• _Given exercise_:
Locate all lines with the word "marker" and copy them out.
--------------------------------------------------
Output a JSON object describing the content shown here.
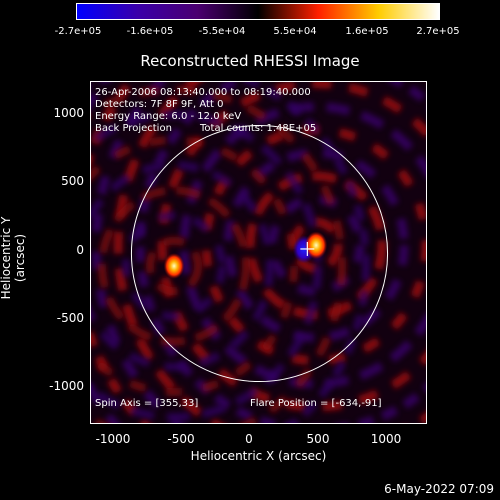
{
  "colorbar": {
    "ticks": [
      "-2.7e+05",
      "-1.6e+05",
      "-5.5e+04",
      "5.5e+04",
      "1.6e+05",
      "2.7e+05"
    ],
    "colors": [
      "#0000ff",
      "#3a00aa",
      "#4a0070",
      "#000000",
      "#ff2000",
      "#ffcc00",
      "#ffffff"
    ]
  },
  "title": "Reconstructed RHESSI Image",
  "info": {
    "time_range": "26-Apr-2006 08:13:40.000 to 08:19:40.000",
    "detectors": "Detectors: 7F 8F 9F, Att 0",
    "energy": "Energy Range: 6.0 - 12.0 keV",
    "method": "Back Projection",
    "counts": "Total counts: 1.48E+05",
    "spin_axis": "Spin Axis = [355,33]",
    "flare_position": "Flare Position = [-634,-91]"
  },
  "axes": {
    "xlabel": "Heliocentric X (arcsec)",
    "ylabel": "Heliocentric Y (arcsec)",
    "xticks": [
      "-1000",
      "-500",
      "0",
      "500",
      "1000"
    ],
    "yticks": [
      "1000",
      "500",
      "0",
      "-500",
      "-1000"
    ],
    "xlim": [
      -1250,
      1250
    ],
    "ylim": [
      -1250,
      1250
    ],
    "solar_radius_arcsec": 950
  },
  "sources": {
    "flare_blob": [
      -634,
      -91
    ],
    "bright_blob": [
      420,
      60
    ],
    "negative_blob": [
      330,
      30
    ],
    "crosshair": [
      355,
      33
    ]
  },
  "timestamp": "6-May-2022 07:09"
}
--------------------------------------------------
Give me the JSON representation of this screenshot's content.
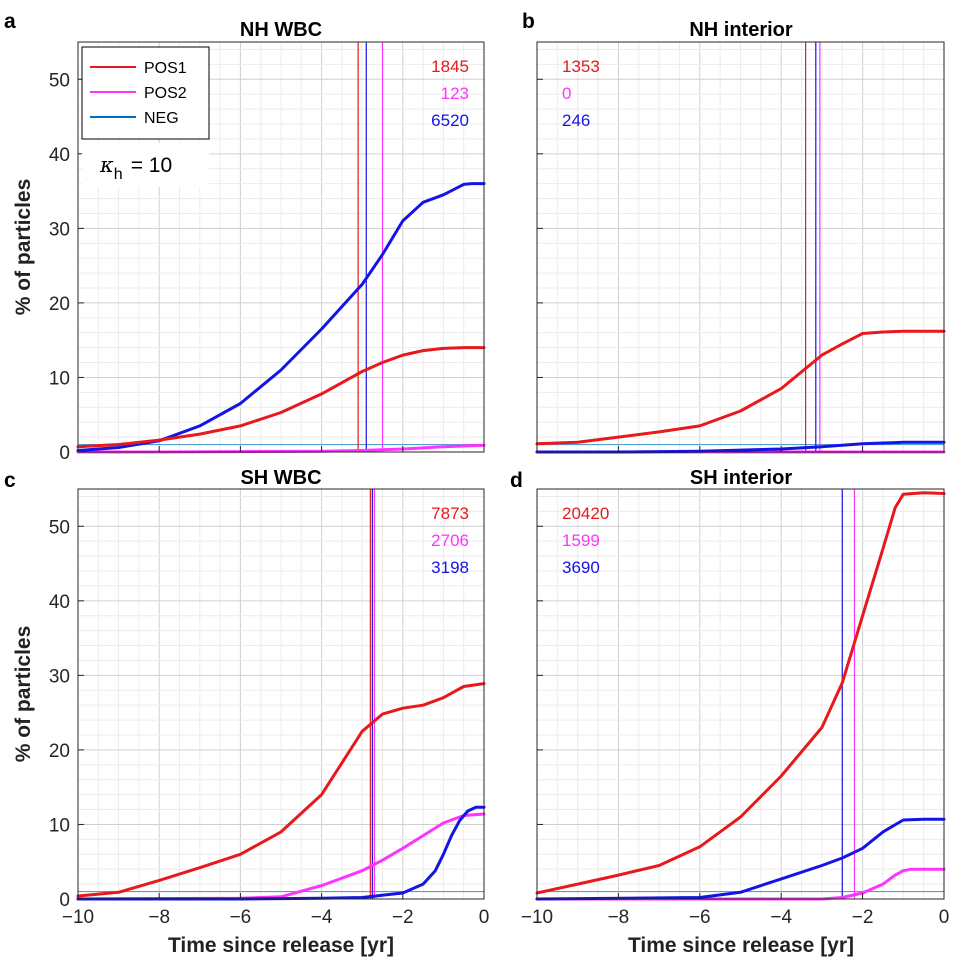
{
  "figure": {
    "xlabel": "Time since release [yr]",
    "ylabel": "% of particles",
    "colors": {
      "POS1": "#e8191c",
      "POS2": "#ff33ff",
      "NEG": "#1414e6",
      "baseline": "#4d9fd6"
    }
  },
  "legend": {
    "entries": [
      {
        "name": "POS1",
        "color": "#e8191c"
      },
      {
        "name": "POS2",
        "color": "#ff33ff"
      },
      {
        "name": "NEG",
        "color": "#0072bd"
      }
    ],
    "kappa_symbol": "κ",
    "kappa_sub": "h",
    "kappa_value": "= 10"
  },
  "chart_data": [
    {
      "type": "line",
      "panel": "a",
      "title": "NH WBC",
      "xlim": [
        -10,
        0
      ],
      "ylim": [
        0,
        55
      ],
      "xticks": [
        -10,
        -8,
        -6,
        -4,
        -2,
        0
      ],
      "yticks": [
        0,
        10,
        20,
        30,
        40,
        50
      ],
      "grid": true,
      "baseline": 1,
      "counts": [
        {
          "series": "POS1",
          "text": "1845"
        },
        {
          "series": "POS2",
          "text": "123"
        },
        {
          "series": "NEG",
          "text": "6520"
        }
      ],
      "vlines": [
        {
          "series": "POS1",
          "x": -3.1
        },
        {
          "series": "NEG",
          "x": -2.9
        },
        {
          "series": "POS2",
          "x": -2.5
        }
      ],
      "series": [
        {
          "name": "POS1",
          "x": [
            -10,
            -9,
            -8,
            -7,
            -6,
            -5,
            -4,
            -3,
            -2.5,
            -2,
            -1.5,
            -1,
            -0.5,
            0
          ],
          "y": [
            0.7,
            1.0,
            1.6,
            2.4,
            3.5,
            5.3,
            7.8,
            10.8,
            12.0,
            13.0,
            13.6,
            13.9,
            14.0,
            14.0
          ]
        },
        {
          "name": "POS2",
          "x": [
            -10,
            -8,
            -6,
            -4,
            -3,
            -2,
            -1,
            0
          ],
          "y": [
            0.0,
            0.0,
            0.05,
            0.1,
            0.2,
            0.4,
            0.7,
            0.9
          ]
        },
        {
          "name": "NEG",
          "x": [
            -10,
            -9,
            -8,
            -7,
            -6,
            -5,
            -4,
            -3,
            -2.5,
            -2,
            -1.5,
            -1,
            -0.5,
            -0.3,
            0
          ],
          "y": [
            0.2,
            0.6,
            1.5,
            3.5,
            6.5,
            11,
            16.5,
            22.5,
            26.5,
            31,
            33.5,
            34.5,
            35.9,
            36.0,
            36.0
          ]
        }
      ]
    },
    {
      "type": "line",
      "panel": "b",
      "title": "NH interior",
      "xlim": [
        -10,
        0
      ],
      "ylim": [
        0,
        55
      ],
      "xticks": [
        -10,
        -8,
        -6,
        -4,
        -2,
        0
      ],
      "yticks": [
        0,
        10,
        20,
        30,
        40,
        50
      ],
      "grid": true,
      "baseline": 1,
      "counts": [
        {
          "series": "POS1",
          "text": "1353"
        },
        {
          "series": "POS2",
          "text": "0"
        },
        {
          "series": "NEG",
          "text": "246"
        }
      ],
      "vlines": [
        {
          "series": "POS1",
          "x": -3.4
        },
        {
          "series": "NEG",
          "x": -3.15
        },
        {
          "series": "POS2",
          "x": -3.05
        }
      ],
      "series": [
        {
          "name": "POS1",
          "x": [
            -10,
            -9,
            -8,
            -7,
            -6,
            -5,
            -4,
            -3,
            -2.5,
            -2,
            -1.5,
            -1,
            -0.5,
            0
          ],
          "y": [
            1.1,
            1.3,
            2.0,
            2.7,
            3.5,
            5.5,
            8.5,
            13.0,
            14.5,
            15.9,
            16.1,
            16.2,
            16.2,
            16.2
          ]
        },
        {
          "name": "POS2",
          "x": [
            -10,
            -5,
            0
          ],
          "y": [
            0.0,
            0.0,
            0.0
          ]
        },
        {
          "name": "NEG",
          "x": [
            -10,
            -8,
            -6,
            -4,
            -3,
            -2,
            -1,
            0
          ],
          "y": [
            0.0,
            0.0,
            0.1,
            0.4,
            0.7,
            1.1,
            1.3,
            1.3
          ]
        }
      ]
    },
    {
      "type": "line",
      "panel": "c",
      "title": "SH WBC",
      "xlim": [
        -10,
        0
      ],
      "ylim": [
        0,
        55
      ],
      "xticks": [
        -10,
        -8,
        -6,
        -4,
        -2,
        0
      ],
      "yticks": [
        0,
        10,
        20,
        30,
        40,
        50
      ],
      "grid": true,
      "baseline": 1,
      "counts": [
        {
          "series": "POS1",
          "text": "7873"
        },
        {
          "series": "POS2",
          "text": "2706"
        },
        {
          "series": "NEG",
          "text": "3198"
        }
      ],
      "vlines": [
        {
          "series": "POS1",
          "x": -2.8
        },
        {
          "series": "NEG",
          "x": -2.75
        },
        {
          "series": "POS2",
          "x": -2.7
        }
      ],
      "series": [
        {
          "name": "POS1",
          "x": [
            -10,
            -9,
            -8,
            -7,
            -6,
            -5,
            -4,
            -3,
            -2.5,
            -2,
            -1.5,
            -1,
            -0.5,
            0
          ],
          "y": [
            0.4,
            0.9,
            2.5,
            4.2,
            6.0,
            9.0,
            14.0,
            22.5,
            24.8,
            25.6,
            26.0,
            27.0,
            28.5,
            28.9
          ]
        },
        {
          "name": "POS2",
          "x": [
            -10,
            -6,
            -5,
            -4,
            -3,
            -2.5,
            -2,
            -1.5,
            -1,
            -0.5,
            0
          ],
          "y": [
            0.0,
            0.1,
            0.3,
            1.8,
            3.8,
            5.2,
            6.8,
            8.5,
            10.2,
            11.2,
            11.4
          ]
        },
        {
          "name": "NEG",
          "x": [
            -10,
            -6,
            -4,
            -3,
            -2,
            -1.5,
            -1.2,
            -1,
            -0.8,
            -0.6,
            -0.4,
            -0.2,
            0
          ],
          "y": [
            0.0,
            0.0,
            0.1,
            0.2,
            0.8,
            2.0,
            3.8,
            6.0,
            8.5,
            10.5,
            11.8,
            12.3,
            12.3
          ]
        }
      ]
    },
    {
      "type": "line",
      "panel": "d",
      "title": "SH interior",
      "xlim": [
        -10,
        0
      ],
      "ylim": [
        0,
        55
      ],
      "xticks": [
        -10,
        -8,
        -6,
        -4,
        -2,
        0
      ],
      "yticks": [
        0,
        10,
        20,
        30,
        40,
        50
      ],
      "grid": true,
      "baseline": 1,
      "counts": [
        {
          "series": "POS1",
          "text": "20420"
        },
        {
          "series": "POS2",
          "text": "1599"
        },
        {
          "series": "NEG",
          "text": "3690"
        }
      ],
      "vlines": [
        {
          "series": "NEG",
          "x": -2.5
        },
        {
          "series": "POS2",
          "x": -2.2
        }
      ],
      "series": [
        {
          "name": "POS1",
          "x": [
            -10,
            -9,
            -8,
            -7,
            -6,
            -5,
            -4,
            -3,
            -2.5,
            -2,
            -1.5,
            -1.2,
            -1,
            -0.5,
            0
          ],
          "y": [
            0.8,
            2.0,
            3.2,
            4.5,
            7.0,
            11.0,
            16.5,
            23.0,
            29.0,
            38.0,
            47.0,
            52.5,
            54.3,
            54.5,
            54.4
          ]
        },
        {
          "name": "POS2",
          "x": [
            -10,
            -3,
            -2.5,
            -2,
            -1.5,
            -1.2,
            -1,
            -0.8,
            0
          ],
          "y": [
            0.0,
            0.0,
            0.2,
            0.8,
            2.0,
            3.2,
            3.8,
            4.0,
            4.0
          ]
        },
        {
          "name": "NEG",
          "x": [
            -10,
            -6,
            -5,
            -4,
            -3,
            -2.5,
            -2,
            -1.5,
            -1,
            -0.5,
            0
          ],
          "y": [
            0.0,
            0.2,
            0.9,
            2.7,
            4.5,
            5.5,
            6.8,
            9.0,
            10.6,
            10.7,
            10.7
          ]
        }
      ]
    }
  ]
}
--------------------------------------------------
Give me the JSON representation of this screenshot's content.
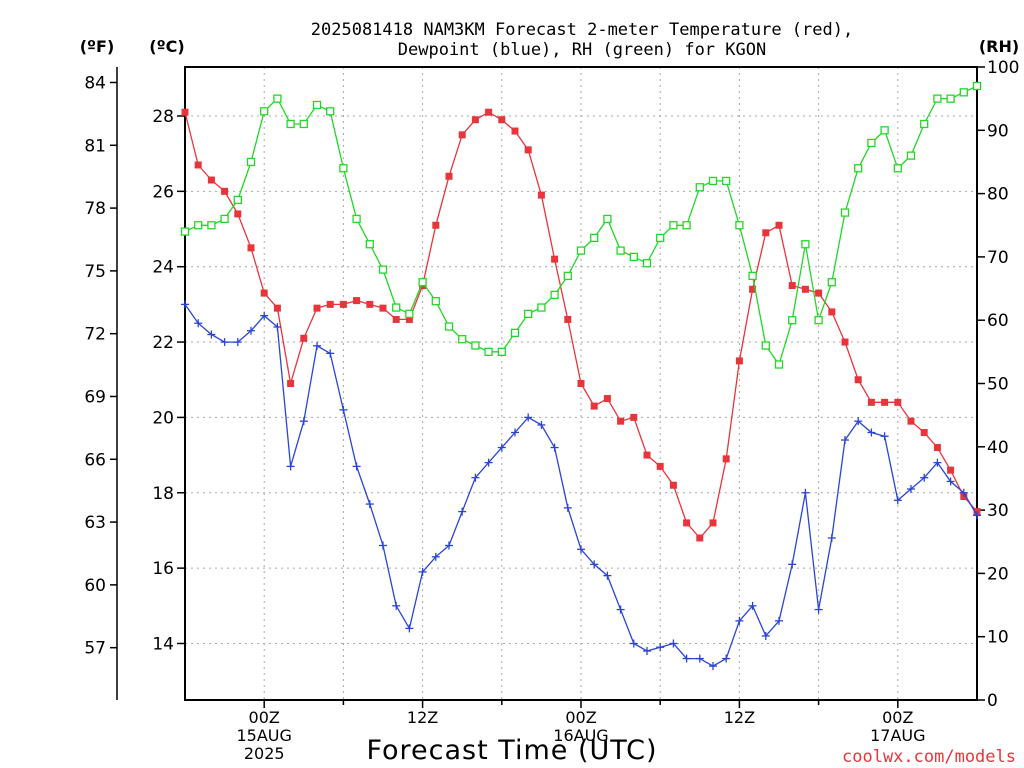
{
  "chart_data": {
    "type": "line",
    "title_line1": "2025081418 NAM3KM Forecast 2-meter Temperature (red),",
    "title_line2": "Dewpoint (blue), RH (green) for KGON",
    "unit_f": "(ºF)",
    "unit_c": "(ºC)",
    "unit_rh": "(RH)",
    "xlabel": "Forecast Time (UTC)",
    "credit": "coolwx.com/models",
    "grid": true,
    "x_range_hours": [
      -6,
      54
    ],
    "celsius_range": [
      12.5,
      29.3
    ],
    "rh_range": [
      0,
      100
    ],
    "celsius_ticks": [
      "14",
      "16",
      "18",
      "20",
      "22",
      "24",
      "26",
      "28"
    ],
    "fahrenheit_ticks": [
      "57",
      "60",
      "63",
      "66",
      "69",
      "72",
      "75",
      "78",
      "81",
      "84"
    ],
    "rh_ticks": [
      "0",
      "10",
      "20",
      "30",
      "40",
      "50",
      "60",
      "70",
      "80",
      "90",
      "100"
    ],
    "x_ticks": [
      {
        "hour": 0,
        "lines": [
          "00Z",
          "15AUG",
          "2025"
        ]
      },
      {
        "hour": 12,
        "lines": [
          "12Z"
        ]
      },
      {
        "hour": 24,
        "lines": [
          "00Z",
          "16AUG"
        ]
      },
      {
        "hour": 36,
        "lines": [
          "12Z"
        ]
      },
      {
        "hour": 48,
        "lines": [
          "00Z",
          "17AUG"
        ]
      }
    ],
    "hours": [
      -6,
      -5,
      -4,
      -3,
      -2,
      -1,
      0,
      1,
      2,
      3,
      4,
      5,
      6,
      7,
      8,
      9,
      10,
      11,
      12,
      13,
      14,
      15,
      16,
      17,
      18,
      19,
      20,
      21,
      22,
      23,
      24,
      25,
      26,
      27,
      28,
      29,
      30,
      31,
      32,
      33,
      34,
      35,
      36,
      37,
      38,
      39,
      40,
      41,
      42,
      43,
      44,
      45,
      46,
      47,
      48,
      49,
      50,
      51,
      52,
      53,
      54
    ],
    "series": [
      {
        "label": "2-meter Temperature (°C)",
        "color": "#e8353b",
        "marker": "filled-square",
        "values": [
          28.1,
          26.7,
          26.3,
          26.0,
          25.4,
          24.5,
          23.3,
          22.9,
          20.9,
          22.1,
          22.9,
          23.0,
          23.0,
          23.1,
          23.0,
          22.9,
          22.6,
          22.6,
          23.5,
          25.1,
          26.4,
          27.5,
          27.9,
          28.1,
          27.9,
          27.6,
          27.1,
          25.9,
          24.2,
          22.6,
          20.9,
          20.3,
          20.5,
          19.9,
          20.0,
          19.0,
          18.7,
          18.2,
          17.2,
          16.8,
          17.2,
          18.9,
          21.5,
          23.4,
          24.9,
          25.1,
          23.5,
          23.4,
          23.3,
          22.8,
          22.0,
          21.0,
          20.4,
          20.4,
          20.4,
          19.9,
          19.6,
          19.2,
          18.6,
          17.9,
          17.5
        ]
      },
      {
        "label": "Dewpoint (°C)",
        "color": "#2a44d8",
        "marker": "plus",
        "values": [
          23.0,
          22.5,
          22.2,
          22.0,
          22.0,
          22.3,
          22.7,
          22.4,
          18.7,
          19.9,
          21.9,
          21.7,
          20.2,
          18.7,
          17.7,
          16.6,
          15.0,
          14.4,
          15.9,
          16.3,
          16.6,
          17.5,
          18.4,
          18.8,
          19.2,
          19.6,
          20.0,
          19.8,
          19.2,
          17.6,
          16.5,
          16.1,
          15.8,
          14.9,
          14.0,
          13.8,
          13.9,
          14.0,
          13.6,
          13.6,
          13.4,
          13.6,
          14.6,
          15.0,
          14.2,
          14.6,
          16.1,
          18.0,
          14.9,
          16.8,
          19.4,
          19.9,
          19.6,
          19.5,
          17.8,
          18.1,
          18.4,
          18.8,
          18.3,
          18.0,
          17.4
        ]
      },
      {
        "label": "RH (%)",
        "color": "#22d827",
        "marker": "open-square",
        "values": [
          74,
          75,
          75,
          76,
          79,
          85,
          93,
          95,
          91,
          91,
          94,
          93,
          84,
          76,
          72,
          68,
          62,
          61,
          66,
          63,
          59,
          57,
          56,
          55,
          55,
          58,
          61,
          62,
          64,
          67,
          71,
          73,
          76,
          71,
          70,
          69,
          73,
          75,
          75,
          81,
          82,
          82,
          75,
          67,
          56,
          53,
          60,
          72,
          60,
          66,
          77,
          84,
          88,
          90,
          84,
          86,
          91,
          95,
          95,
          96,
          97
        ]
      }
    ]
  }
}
--------------------------------------------------
• _Expected answer_:
        "marker": "filled-square",
        "marker": "plus",
        "marker": "open-square",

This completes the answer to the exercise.